== EXERCISE DIRECTIONS ==
For every line in the records that has the word "first", make a copy.
>> start RECORDS SHOWN
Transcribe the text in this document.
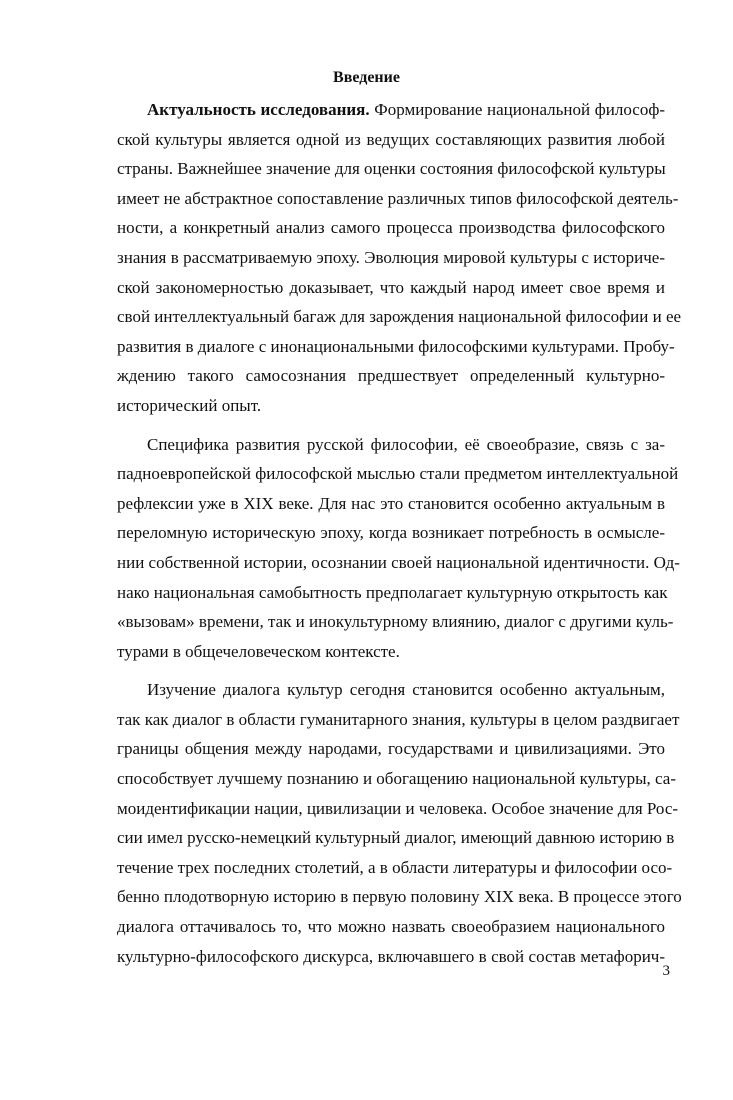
Введение
Актуальность исследования. Формирование национальной философ-
ской культуры является одной из ведущих составляющих развития любой
страны. Важнейшее значение для оценки состояния философской культуры
имеет не абстрактное сопоставление различных типов философской деятель-
ности, а конкретный анализ самого процесса производства философского
знания в рассматриваемую эпоху. Эволюция мировой культуры с историче-
ской закономерностью доказывает, что каждый народ имеет свое время и
свой интеллектуальный багаж для зарождения национальной философии и ее
развития в диалоге с инонациональными философскими культурами. Пробу-
ждению такого самосознания предшествует определенный культурно-
исторический опыт.
Специфика развития русской философии, её своеобразие, связь с за-
падноевропейской философской мыслью стали предметом интеллектуальной
рефлексии уже в XIX веке. Для нас это становится особенно актуальным в
переломную историческую эпоху, когда возникает потребность в осмысле-
нии собственной истории, осознании своей национальной идентичности. Од-
нако национальная самобытность предполагает культурную открытость как
«вызовам» времени, так и инокультурному влиянию, диалог с другими куль-
турами в общечеловеческом контексте.
Изучение диалога культур сегодня становится особенно актуальным,
так как диалог в области гуманитарного знания, культуры в целом раздвигает
границы общения между народами, государствами и цивилизациями. Это
способствует лучшему познанию и обогащению национальной культуры, са-
моидентификации нации, цивилизации и человека. Особое значение для Рос-
сии имел русско-немецкий культурный диалог, имеющий давнюю историю в
течение трех последних столетий, а в области литературы и философии осо-
бенно плодотворную историю в первую половину XIX века. В процессе этого
диалога оттачивалось то, что можно назвать своеобразием национального
культурно-философского дискурса, включавшего в свой состав метафорич-
3
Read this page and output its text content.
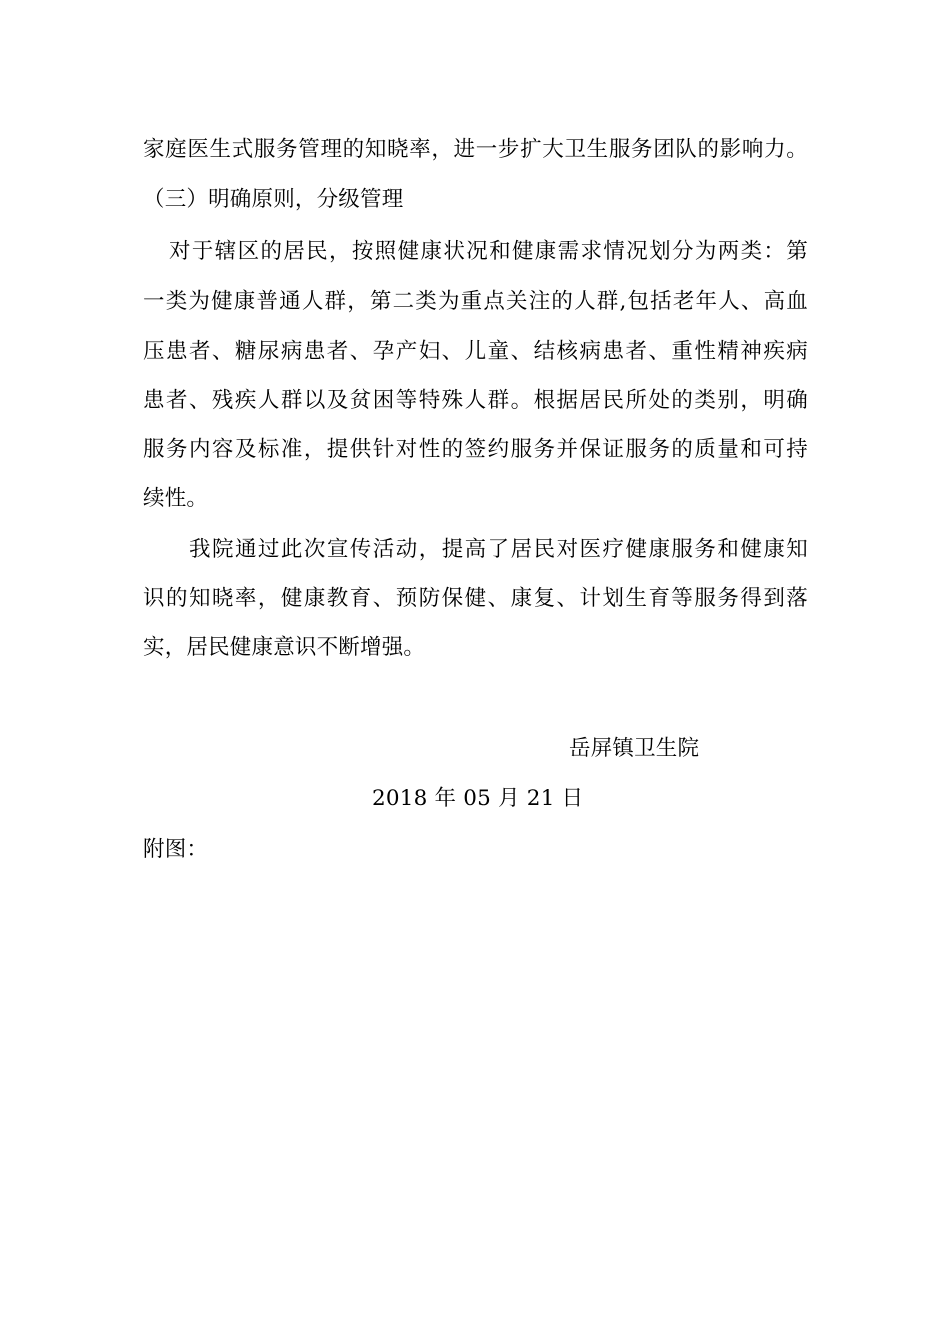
家庭医生式服务管理的知晓率，进一步扩大卫生服务团队的影响力。
（三）明确原则，分级管理
对于辖区的居民，按照健康状况和健康需求情况划分为两类：第
一类为健康普通人群，第二类为重点关注的人群,包括老年人、高血
压患者、糖尿病患者、孕产妇、儿童、结核病患者、重性精神疾病
患者、残疾人群以及贫困等特殊人群。根据居民所处的类别，明确
服务内容及标准，提供针对性的签约服务并保证服务的质量和可持
续性。
我院通过此次宣传活动，提高了居民对医疗健康服务和健康知
识的知晓率，健康教育、预防保健、康复、计划生育等服务得到落
实，居民健康意识不断增强。
岳屏镇卫生院
2018 年 05 月 21 日
附图：
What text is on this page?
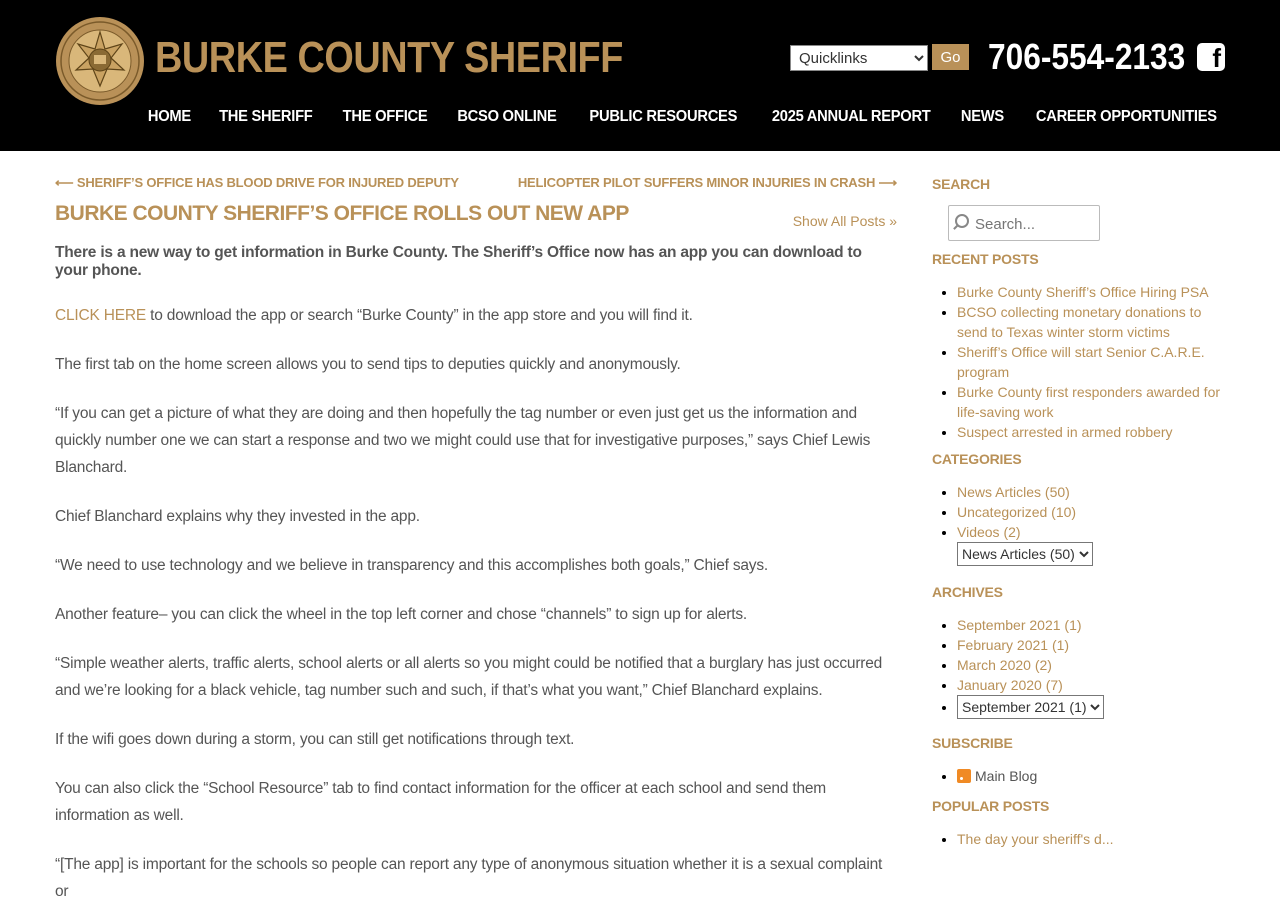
BURKE COUNTY SHERIFF
Quicklinks	Go 706-554-2133 f
HOME THE SHERIFF THE OFFICE BCSO ONLINE PUBLIC RESOURCES 2025 ANNUAL REPORT NEWS CAREER OPPORTUNITIES
⟵ SHERIFF’S OFFICE HAS BLOOD DRIVE FOR INJURED DEPUTY	HELICOPTER PILOT SUFFERS MINOR INJURIES IN CRASH ⟶
BURKE COUNTY SHERIFF’S OFFICE ROLLS OUT NEW APP	Show All Posts »

There is a new way to get information in Burke County. The Sheriff’s Office now has an app you can download to your phone.

CLICK HERE to download the app or search “Burke County” in the app store and you will find it.

The first tab on the home screen allows you to send tips to deputies quickly and anonymously.

“If you can get a picture of what they are doing and then hopefully the tag number or even just get us the information and quickly number one we can start a response and two we might could use that for investigative purposes,” says Chief Lewis Blanchard.

Chief Blanchard explains why they invested in the app.

“We need to use technology and we believe in transparency and this accomplishes both goals,” Chief says.

Another feature– you can click the wheel in the top left corner and chose “channels” to sign up for alerts.

“Simple weather alerts, traffic alerts, school alerts or all alerts so you might could be notified that a burglary has just occurred and we’re looking for a black vehicle, tag number such and such, if that’s what you want,” Chief Blanchard explains.

If the wifi goes down during a storm, you can still get notifications through text.

You can also click the “School Resource” tab to find contact information for the officer at each school and send them information as well.

“[The app] is important for the schools so people can report any type of anonymous situation whether it is a sexual complaint or

SEARCH
Search...
RECENT POSTS
• Burke County Sheriff’s Office Hiring PSA
• BCSO collecting monetary donations to send to Texas winter storm victims
• Sheriff’s Office will start Senior C.A.R.E. program
• Burke County first responders awarded for life-saving work
• Suspect arrested in armed robbery
CATEGORIES
• News Articles (50)
• Uncategorized (10)
• Videos (2)
News Articles (50)
ARCHIVES
• September 2021 (1)
• February 2021 (1)
• March 2020 (2)
• January 2020 (7)
•
September 2021 (1)
SUBSCRIBE
• Main Blog
POPULAR POSTS
• The day your sheriff's d...
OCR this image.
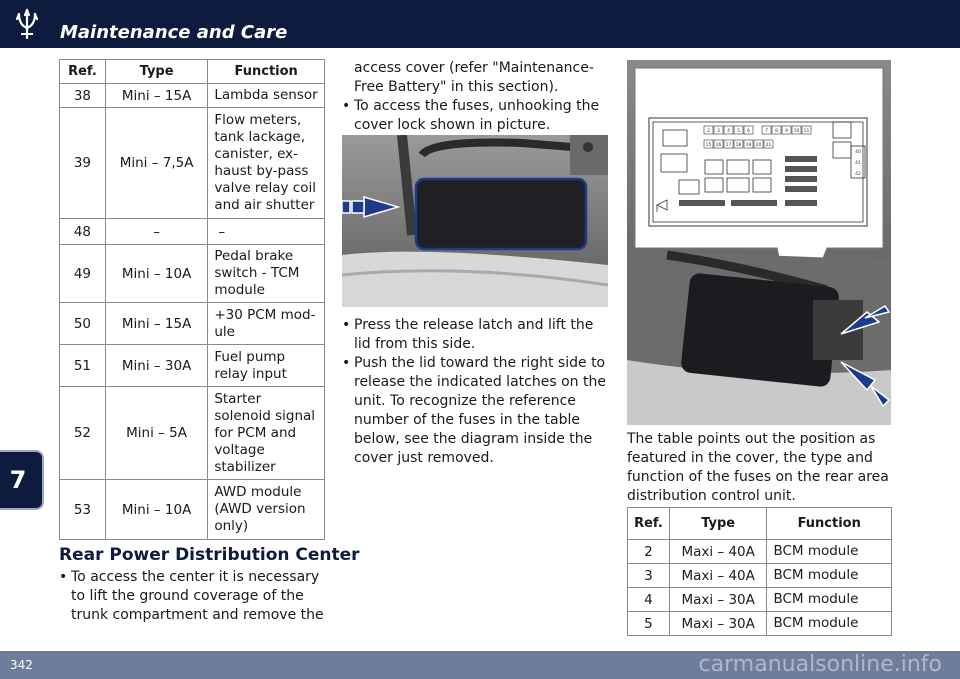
Maintenance and Care
7
Ref.	Type	Function
38	Mini – 15A	Lambda sensor
39	Mini – 7,5A	Flow meters, tank lackage, canister, ex-haust by-pass valve relay coil and air shutter
48	–	–
49	Mini – 10A	Pedal brake switch - TCM module
50	Mini – 15A	+30 PCM mod-ule
51	Mini – 30A	Fuel pump relay input
52	Mini – 5A	Starter solenoid signal for PCM and voltage stabilizer
53	Mini – 10A	AWD module (AWD version only)
Rear Power Distribution Center
• To access the center it is necessary to lift the ground coverage of the trunk compartment and remove the
access cover (refer "Maintenance-Free Battery" in this section).
• To access the fuses, unhooking the cover lock shown in picture.
• Press the release latch and lift the lid from this side.
• Push the lid toward the right side to release the indicated latches on the unit. To recognize the reference number of the fuses in the table below, see the diagram inside the cover just removed.
2 3 4 5 6	7 8 9 10 11
15 16 17 18 19 20 21
40
41
42
The table points out the position as featured in the cover, the type and function of the fuses on the rear area distribution control unit.
Ref.	Type	Function
2	Maxi – 40A	BCM module
3	Maxi – 40A	BCM module
4	Maxi – 30A	BCM module
5	Maxi – 30A	BCM module
342	carmanualsonline.info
>> end RECORDS SHOWN
== RESPONSE TO THE EXERCISE ==
The first tab on the home screen allows you to send tips to deputies quickly and anonymously.
• Burke County first responders awarded for life-saving work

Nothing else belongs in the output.